▶ EXERCISE DESCRIPTION
Rewrite everything from "This representation displays" down to "paper (or screen)." in the passage on pasting composites, replacing "projection" with "perspective".
Start of EXCERPTED PASSAGE
I’m not sure this is relevant, but any pasting composite can be written as a lower dimensional pasting composite by “slicing”. For instance, a 3-cell pasting in a 3-category $K$ can also be written as;

• a 1-dimensional (linear) composite in a double-hom 1-category $K(A,B)(f,g)$, whose objects are 2-cells in $K$ and whose morphism are 3-cells in $K$, and also
• a 2-dimensional pasting composite in a hom-2-category $K(A,B)$, whose objects are 1-cells in $K$, whose morphisms are 2-cells in $K$, and whose 2-cells are 3-cells in $K$.

This representation displays less of the geometric structure of a pasting, but on the other hand it makes it simpler and easier to draw. In particular, of course, a 2-dimensional pasting diagram can be drawn on a 2-dimensional piece of paper, whereas a 3-dimensional one can’t (other than in projection). This may explain why you see so many 2-dimensional pasting diagrams even in papers about 3-categories: they are the highest dimension (retaining the most geometric structure) that fit on a 2-dimensional piece of paper (or screen).

• CommentRowNumber6.
• CommentAuthorTodd_Trimble
• CommentTimeJul 18th 2017
• (edited Jul 18th 2017)

This reminds me too of something I learned from Street, that there is a way of defining a strict $\omega$-category as a globular set $C$ equipped with appropriate operations

$\circ^n_j: C_n \times_{C_j} C_n \to C_n, \qquad \iota^n_j: C_j \to C_n$

whenever $j \lt n$, such that whenever $j \lt k \lt n$, the $2$-globular set $(C_j, C_k, C_n)$ together with the $\circ$’s and $\iota$’s with these indices $j, k, n$ form a $2$-category.

• CommentRowNumber7.
End of EXCERPTED PASSAGE
Start of PROVIDED MATERIAL
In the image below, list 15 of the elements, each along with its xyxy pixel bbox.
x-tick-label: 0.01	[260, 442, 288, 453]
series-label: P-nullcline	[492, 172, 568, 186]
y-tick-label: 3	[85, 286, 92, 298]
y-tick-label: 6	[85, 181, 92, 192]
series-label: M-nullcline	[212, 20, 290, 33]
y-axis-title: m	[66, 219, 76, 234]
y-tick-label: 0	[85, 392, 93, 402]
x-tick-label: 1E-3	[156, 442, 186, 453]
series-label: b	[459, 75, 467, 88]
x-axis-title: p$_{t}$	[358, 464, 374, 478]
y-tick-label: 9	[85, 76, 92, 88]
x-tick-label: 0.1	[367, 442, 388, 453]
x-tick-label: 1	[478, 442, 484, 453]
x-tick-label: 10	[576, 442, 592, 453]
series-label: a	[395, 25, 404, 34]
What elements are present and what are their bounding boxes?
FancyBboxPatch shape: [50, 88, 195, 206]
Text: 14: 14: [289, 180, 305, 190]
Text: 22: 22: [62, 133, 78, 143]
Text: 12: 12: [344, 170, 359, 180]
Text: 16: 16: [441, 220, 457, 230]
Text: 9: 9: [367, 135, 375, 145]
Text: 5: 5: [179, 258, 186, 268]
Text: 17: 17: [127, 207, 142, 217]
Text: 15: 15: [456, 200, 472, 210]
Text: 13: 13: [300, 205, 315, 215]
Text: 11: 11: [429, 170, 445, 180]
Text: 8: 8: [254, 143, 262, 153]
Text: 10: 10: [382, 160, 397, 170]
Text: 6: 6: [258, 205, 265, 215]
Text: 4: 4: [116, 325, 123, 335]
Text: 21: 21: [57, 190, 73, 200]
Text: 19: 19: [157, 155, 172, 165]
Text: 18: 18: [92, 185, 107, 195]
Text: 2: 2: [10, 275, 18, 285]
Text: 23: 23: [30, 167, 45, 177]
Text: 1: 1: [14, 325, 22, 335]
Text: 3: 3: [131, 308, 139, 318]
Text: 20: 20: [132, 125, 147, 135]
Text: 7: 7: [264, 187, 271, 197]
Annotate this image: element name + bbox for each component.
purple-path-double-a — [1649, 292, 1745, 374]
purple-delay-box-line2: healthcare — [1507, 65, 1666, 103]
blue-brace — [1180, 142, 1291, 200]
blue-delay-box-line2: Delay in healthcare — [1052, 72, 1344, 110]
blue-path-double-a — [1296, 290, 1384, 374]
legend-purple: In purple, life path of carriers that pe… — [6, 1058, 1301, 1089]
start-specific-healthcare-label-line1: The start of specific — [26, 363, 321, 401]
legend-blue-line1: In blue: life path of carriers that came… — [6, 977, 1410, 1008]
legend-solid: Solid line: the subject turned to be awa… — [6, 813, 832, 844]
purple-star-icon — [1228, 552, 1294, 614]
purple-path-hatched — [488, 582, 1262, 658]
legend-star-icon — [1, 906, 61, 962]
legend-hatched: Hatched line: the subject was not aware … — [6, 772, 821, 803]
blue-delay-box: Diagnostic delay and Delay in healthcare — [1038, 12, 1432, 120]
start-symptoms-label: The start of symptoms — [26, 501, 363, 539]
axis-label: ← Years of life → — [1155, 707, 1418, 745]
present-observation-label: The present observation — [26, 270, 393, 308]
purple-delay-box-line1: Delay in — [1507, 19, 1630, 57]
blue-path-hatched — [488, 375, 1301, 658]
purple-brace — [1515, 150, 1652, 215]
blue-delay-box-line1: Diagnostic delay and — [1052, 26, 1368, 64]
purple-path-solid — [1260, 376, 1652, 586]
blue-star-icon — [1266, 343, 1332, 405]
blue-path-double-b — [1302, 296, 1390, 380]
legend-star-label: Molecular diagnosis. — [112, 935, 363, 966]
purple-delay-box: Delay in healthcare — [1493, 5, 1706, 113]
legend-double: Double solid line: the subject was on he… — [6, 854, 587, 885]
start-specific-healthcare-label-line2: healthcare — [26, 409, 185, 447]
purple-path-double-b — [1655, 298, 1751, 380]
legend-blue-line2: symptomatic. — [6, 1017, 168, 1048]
End of PROVIDED MATERIAL
▶ RESPONSE AREA
This representation displays less of the geometric structure of a pasting, but on the other hand it makes it simpler and easier to draw. In particular, of course, a 2-dimensional pasting diagram can be drawn on a 2-dimensional piece of paper, whereas a 3-dimensional one can’t (other than in perspective). This may explain why you see so many 2-dimensional pasting diagrams even in papers about 3-categories: they are the highest dimension (retaining the most geometric structure) that fit on a 2-dimensional piece of paper (or screen).